Task directions — In the entries that follow, find the word "title" and report each line it is on.

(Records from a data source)
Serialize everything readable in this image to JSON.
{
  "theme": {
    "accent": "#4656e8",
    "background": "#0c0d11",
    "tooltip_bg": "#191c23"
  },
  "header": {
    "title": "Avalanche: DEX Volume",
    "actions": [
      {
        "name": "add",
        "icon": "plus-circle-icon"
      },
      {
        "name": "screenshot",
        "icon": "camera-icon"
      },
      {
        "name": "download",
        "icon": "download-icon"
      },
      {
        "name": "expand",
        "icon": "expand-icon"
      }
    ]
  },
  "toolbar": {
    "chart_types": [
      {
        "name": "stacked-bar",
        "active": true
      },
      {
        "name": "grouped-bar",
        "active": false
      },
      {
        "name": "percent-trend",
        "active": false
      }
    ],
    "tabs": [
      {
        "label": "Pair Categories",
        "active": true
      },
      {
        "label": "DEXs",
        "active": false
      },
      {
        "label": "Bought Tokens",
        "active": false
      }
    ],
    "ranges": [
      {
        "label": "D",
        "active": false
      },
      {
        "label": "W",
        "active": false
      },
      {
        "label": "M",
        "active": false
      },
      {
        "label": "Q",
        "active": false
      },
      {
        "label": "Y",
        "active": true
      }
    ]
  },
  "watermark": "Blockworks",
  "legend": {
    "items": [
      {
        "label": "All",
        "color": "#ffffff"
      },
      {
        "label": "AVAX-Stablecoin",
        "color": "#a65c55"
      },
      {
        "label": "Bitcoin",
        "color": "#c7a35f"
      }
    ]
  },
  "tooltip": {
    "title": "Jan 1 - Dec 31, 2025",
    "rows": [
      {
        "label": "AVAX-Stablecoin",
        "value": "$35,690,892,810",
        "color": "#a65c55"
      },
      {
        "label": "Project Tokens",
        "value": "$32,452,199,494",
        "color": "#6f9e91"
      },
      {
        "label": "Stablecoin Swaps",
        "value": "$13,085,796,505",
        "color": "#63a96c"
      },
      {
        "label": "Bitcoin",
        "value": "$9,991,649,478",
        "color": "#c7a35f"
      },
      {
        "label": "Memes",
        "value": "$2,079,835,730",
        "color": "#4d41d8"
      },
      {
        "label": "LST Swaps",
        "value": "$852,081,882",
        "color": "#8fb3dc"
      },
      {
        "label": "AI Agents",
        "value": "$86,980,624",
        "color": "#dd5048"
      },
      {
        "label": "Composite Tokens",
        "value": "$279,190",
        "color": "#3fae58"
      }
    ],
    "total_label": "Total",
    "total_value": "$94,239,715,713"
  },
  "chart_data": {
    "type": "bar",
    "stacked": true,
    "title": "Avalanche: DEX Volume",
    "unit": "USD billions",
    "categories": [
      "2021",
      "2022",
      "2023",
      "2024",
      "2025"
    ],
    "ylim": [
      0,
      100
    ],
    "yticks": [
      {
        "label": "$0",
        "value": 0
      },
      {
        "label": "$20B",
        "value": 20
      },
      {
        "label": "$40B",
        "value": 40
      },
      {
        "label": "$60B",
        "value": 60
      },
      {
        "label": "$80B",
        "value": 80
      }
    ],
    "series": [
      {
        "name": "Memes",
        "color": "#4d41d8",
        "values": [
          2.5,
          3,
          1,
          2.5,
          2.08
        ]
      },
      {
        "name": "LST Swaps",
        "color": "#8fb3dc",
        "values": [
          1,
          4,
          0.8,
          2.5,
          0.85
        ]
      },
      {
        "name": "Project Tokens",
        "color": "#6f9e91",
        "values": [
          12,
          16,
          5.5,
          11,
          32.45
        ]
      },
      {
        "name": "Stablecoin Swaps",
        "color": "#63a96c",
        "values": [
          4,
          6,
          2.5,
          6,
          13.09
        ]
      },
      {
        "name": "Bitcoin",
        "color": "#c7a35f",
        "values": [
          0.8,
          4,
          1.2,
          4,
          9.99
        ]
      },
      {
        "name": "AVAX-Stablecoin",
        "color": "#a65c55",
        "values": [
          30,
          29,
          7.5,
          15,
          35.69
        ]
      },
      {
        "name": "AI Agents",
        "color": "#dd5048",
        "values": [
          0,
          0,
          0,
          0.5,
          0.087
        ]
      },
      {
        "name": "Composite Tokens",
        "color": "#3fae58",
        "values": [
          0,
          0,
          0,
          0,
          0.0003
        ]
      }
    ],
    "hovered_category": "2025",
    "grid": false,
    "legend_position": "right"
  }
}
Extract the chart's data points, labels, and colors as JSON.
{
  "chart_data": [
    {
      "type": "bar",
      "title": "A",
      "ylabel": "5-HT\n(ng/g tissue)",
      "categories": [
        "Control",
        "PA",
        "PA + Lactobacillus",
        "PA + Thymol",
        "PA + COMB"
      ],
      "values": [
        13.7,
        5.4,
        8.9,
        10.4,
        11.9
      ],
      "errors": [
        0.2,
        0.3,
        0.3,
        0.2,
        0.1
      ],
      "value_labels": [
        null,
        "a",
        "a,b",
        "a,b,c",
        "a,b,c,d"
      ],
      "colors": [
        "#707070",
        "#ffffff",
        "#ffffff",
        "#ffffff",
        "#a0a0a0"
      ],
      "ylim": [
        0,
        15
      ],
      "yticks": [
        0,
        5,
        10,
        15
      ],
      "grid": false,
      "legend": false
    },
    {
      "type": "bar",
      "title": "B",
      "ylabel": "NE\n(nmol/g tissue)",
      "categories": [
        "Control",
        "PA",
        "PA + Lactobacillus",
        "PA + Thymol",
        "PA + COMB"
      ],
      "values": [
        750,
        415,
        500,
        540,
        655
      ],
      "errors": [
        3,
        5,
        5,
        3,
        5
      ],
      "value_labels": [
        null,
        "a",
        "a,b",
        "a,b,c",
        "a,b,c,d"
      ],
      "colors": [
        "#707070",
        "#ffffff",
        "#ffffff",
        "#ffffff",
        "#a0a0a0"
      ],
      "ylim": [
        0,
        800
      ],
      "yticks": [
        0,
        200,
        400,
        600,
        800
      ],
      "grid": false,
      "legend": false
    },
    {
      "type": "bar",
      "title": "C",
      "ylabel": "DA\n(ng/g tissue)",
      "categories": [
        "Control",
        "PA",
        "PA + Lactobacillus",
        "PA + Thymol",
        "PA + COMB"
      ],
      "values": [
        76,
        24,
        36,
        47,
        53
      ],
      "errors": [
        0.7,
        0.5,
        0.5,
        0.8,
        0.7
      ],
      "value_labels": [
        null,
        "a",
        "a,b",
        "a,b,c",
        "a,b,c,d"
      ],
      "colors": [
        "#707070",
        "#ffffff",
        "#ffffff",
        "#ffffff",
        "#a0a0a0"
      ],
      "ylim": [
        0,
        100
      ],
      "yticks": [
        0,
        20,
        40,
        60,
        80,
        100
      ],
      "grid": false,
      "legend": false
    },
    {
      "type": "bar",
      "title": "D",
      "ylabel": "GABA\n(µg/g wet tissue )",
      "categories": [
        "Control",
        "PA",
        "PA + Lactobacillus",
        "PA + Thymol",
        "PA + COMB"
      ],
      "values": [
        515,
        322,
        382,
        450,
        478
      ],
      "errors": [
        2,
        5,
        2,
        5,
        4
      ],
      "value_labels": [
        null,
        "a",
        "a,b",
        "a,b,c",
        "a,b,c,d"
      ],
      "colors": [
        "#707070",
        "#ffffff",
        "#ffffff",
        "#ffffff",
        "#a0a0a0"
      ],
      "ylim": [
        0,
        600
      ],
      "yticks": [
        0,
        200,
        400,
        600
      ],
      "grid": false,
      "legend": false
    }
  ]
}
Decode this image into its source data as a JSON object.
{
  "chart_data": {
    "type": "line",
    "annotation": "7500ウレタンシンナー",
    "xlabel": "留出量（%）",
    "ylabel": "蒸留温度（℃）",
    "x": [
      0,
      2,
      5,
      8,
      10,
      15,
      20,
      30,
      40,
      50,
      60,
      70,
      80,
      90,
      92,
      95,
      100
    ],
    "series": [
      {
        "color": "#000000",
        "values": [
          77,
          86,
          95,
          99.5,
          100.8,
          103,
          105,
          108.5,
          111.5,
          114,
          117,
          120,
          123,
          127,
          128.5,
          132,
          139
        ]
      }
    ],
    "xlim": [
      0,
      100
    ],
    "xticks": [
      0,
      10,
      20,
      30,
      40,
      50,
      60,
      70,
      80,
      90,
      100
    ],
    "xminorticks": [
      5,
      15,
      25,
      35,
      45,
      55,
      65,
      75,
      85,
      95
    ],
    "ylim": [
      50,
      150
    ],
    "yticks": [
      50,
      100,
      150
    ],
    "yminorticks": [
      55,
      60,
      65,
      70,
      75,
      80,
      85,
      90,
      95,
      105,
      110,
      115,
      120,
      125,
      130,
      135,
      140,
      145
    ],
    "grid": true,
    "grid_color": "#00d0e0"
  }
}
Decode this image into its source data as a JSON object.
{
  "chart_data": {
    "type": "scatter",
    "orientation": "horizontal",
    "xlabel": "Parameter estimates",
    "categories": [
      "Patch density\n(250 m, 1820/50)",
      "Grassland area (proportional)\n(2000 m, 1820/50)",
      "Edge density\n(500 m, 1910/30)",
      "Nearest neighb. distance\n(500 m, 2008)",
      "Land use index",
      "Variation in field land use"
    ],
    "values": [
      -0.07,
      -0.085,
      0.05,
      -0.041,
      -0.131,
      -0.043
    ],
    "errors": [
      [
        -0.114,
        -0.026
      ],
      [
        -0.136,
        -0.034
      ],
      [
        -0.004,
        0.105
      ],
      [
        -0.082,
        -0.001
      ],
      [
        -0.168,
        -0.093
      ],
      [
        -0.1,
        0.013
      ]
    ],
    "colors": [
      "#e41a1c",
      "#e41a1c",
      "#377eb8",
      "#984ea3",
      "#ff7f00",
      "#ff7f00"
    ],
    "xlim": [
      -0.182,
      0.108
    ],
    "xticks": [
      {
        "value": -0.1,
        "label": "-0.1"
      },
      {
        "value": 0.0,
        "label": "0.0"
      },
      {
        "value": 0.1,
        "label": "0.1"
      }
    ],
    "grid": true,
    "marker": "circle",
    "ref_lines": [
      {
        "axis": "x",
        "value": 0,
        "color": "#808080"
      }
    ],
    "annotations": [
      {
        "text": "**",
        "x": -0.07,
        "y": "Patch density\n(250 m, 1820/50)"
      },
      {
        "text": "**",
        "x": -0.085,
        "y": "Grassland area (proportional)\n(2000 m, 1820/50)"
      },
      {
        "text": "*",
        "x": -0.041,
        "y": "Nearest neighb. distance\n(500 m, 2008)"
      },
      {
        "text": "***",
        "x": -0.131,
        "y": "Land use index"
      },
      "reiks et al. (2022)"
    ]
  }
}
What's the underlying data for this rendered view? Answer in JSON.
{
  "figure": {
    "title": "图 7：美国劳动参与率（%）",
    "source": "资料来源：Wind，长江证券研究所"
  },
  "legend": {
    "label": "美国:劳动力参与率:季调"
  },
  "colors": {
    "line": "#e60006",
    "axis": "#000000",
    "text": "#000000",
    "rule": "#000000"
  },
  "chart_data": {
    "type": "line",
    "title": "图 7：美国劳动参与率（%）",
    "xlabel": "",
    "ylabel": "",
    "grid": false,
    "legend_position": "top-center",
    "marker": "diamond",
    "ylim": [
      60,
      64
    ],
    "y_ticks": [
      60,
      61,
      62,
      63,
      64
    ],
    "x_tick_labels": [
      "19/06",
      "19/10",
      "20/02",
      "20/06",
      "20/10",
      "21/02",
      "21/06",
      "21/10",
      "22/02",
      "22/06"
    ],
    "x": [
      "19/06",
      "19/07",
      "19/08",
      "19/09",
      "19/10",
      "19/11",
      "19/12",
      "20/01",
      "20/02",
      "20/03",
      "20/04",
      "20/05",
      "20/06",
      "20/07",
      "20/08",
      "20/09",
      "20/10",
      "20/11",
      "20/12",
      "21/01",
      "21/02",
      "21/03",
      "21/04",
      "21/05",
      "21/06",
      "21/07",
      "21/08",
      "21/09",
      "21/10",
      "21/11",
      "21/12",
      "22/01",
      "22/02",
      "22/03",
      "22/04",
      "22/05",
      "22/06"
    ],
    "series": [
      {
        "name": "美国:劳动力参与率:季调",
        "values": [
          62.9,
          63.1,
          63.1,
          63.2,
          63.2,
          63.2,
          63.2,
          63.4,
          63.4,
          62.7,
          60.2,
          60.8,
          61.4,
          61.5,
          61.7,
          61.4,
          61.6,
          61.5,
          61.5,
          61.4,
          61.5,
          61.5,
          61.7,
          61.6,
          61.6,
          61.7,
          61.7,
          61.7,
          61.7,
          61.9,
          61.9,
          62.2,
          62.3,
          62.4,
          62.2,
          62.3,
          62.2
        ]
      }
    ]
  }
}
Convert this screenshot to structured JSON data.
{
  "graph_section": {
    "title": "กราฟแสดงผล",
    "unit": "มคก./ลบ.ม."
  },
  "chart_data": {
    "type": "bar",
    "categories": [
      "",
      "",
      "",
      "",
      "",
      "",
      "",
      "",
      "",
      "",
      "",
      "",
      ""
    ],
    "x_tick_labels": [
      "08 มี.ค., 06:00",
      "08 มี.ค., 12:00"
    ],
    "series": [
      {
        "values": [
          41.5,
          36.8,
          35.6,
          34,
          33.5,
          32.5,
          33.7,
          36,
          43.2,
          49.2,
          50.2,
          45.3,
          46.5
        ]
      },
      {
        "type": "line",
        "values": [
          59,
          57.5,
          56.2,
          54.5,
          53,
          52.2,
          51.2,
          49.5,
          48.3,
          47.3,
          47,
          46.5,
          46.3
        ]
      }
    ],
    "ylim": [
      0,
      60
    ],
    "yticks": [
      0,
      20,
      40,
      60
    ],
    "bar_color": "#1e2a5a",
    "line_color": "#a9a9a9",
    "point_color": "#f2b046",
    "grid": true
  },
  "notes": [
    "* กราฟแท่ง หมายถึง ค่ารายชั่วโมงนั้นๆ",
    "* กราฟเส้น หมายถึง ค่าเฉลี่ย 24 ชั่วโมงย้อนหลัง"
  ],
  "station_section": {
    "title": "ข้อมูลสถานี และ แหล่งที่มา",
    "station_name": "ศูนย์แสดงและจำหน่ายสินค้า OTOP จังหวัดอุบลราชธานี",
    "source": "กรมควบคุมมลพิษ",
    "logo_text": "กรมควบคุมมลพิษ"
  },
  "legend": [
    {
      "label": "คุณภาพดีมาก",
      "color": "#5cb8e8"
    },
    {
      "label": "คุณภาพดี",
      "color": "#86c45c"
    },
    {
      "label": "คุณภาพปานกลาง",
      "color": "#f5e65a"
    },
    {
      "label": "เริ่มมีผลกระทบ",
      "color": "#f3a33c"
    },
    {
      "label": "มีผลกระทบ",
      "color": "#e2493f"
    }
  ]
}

Final result —
    "title": "Avalanche: DEX Volume",
    "title": "Jan 1 - Dec 31, 2025",
    "title": "Avalanche: DEX Volume",
      "title": "A",
      "title": "B",
      "title": "C",
      "title": "D",
    "title": "图 7：美国劳动参与率（%）",
    "title": "图 7：美国劳动参与率（%）",
    "title": "กราฟแสดงผล",
    "title": "ข้อมูลสถานี และ แหล่งที่มา",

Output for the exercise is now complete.